**WRITTEN PROBLEM**: Repeat verbatim the lines of the data below, beginning with the line containing "OCR this image." and continuing to the end.

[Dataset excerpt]
-- Begin --
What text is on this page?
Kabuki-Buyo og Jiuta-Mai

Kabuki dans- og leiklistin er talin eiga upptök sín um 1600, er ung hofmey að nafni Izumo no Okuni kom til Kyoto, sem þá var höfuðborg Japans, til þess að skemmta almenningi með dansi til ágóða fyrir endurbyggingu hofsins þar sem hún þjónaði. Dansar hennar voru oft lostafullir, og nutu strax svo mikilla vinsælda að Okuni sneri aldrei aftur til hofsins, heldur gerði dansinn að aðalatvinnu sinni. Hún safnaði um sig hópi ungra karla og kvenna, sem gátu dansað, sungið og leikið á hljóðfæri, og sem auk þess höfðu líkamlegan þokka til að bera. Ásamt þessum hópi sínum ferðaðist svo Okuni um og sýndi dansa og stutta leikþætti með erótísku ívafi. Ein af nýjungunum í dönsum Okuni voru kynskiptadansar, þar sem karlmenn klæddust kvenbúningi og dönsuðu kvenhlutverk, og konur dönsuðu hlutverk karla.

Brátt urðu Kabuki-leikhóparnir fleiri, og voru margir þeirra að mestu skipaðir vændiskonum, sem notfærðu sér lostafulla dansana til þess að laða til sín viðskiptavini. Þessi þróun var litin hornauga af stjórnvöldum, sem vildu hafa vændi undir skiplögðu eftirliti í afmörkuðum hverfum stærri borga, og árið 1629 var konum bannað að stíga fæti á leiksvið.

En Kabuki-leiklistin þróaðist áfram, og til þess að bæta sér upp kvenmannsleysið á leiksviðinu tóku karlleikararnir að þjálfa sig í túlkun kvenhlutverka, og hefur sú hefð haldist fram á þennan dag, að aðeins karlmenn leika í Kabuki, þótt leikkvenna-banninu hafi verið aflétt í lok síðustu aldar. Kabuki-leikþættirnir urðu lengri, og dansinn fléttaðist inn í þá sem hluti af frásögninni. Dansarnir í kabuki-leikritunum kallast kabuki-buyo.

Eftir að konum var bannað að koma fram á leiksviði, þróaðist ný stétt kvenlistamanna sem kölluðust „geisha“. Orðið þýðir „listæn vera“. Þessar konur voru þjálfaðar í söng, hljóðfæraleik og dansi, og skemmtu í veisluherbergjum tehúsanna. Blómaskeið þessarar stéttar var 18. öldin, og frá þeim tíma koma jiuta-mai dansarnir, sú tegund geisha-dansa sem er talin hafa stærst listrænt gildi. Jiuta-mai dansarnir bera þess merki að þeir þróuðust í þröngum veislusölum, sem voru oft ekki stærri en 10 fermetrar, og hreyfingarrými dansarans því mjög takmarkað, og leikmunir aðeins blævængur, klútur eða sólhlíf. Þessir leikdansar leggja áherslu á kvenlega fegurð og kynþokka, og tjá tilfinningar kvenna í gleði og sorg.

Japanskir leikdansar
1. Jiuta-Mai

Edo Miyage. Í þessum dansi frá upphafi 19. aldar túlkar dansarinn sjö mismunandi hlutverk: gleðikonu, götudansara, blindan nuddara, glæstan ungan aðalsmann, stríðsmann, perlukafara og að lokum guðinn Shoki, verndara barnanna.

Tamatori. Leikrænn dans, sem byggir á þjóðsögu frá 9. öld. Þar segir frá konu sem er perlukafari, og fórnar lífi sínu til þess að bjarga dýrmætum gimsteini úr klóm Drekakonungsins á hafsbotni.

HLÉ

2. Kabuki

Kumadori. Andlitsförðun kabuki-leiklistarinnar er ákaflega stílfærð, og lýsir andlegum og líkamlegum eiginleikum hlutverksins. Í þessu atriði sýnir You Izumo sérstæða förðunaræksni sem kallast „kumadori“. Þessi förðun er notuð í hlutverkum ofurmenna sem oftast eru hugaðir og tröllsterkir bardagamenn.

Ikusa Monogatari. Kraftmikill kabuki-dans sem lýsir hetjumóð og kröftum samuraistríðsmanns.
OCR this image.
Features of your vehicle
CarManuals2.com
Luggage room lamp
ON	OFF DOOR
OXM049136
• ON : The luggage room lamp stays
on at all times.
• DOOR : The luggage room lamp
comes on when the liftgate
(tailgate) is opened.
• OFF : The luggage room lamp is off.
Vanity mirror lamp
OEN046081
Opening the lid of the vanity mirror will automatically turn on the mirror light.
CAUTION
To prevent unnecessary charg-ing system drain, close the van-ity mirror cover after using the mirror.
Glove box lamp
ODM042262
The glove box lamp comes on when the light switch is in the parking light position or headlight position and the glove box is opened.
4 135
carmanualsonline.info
-- End --
**REPLY TO THE TASK**:
OCR this image.
Features of your vehicle
CarManuals2.com
Luggage room lamp
ON	OFF DOOR
OXM049136
• ON : The luggage room lamp stays
on at all times.
• DOOR : The luggage room lamp
comes on when the liftgate
(tailgate) is opened.
• OFF : The luggage room lamp is off.
Vanity mirror lamp
OEN046081
Opening the lid of the vanity mirror will automatically turn on the mirror light.
CAUTION
To prevent unnecessary charg-ing system drain, close the van-ity mirror cover after using the mirror.
Glove box lamp
ODM042262
The glove box lamp comes on when the light switch is in the parking light position or headlight position and the glove box is opened.
4 135
carmanualsonline.info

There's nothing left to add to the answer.